• _RECORDED DATA_
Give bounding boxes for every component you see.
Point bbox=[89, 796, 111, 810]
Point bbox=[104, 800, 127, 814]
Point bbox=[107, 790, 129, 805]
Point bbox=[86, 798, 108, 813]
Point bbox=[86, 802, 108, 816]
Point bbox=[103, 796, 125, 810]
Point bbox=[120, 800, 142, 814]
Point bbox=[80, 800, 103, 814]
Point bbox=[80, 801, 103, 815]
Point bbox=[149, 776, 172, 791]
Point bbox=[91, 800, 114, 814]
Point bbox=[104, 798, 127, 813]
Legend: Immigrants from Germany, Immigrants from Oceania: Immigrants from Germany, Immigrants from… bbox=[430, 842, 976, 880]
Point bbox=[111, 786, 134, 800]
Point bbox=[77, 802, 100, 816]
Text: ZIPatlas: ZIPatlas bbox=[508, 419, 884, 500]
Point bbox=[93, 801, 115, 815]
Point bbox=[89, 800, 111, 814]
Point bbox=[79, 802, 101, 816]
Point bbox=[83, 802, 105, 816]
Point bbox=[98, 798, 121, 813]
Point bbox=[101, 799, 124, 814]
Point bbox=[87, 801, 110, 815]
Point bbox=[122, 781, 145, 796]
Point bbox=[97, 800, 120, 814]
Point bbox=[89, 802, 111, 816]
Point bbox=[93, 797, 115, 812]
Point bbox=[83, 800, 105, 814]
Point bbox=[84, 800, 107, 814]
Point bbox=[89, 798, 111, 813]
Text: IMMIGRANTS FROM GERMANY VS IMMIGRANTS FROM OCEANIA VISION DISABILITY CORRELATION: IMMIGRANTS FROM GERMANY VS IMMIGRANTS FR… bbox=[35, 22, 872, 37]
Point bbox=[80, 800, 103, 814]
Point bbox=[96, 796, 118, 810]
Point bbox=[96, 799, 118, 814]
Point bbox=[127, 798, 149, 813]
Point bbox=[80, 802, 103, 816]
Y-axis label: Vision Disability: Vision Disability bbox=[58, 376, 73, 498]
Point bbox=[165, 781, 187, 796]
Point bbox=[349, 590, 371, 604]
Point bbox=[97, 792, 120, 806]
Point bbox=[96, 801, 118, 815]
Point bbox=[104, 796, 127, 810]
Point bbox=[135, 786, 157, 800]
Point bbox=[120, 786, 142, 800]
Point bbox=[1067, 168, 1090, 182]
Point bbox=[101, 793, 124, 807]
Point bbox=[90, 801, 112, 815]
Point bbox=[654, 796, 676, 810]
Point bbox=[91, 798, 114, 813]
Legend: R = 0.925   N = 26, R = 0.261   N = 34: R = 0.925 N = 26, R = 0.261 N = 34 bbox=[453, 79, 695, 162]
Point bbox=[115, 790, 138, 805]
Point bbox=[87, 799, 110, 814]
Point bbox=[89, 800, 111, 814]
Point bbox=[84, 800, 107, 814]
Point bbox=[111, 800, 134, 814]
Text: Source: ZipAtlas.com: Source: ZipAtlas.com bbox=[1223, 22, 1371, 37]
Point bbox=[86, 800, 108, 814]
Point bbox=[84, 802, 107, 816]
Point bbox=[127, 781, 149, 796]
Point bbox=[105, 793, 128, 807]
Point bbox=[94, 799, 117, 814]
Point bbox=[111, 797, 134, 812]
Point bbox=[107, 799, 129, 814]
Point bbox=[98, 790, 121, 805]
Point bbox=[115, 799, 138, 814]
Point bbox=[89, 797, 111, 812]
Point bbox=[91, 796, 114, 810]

• _EXERCISE DIRECTIONS_
Reproduce everything from the first line of the material down to the line containing "Text: IMMIGRANTS FROM", including both of those lines, without changing anything.

• _TASK OUTPUT_
Give bounding boxes for every component you see.
Point bbox=[89, 796, 111, 810]
Point bbox=[104, 800, 127, 814]
Point bbox=[107, 790, 129, 805]
Point bbox=[86, 798, 108, 813]
Point bbox=[86, 802, 108, 816]
Point bbox=[103, 796, 125, 810]
Point bbox=[120, 800, 142, 814]
Point bbox=[80, 800, 103, 814]
Point bbox=[80, 801, 103, 815]
Point bbox=[149, 776, 172, 791]
Point bbox=[91, 800, 114, 814]
Point bbox=[104, 798, 127, 813]
Legend: Immigrants from Germany, Immigrants from Oceania: Immigrants from Germany, Immigrants from… bbox=[430, 842, 976, 880]
Point bbox=[111, 786, 134, 800]
Point bbox=[77, 802, 100, 816]
Text: ZIPatlas: ZIPatlas bbox=[508, 419, 884, 500]
Point bbox=[93, 801, 115, 815]
Point bbox=[89, 800, 111, 814]
Point bbox=[79, 802, 101, 816]
Point bbox=[83, 802, 105, 816]
Point bbox=[98, 798, 121, 813]
Point bbox=[101, 799, 124, 814]
Point bbox=[87, 801, 110, 815]
Point bbox=[122, 781, 145, 796]
Point bbox=[97, 800, 120, 814]
Point bbox=[89, 802, 111, 816]
Point bbox=[93, 797, 115, 812]
Point bbox=[83, 800, 105, 814]
Point bbox=[84, 800, 107, 814]
Point bbox=[89, 798, 111, 813]
Text: IMMIGRANTS FROM GERMANY VS IMMIGRANTS FROM OCEANIA VISION DISABILITY CORRELATION: IMMIGRANTS FROM GERMANY VS IMMIGRANTS FR… bbox=[35, 22, 872, 37]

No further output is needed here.